- SHORT EXERCISE: In the entries between the line containing "list-item: 3. 环境(温度、湿度、光照、通风、有害气体、噪声、操作是否方便等);" and the line containing "toc-item: 七、养猪饲料营养与农村饲料资源开发利用; (145, 536, 610, 564)", inclusive, replace "错误观念" with "认识误区". Write out only those lines, changing nothing else.

- DATA EXTRACT:
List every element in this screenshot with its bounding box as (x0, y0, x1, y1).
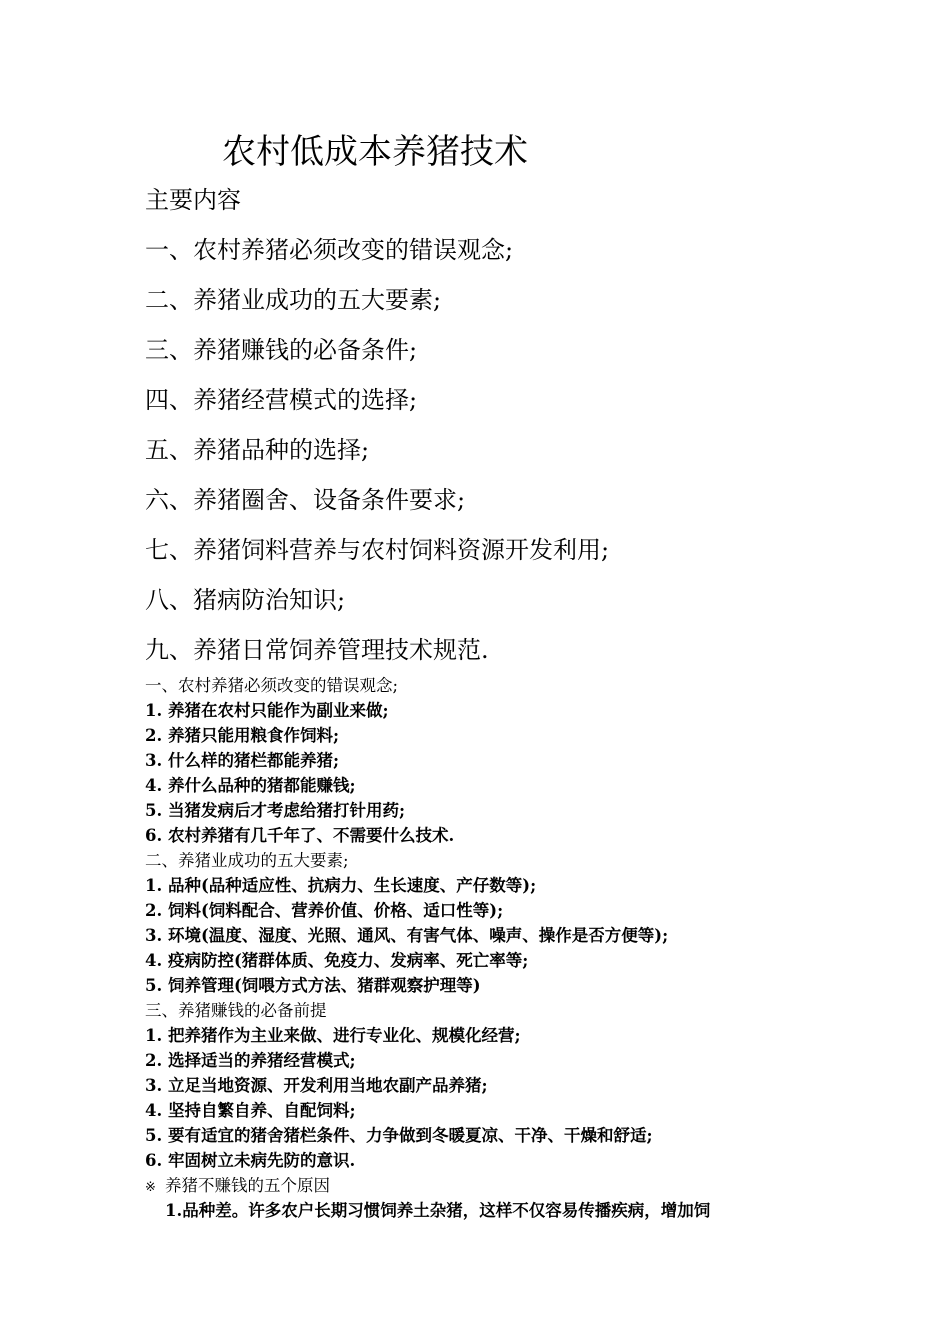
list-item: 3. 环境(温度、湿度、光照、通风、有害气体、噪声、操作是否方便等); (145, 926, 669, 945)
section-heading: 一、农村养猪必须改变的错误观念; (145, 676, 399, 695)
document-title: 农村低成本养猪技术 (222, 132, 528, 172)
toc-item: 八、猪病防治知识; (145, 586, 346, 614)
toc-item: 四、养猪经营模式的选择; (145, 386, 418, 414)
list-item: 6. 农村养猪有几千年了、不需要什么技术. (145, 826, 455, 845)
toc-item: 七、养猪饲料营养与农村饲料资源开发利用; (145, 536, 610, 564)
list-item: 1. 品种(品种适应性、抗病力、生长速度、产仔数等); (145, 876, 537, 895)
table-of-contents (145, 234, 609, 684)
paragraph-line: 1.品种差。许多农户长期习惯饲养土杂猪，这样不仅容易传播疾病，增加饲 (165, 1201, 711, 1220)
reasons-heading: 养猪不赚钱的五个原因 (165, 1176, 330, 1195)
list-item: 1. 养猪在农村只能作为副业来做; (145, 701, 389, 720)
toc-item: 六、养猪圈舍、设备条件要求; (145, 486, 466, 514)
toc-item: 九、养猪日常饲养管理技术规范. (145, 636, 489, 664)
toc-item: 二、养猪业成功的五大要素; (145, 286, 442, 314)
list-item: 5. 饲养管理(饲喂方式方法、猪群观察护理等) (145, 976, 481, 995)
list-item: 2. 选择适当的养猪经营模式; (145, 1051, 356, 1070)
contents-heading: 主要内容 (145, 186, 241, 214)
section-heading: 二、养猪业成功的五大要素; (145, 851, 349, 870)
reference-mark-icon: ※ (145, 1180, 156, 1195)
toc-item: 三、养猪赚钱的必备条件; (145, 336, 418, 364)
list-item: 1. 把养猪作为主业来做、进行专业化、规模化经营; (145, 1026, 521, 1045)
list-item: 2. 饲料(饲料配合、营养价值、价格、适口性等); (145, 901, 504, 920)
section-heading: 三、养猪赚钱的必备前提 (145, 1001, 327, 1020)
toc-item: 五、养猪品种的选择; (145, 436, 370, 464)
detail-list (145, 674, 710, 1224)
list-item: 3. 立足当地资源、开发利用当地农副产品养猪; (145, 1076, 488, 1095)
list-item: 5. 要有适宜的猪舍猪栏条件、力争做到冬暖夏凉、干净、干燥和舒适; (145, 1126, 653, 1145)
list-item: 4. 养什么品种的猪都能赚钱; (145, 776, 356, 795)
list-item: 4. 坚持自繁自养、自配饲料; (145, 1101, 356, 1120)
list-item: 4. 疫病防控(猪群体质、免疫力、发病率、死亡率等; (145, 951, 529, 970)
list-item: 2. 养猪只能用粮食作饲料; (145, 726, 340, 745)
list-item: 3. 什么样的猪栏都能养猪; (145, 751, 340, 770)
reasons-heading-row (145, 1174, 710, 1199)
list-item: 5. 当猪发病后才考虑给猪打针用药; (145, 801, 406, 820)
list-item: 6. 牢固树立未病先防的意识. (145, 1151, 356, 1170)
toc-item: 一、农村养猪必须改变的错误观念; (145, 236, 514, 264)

- ANSWER:
list-item: 3. 环境(温度、湿度、光照、通风、有害气体、噪声、操作是否方便等); (145, 926, 669, 945)
section-heading: 一、农村养猪必须改变的认识误区; (145, 676, 399, 695)
document-title: 农村低成本养猪技术 (222, 132, 528, 172)
toc-item: 八、猪病防治知识; (145, 586, 346, 614)
toc-item: 四、养猪经营模式的选择; (145, 386, 418, 414)
list-item: 6. 农村养猪有几千年了、不需要什么技术. (145, 826, 455, 845)
toc-item: 七、养猪饲料营养与农村饲料资源开发利用; (145, 536, 610, 564)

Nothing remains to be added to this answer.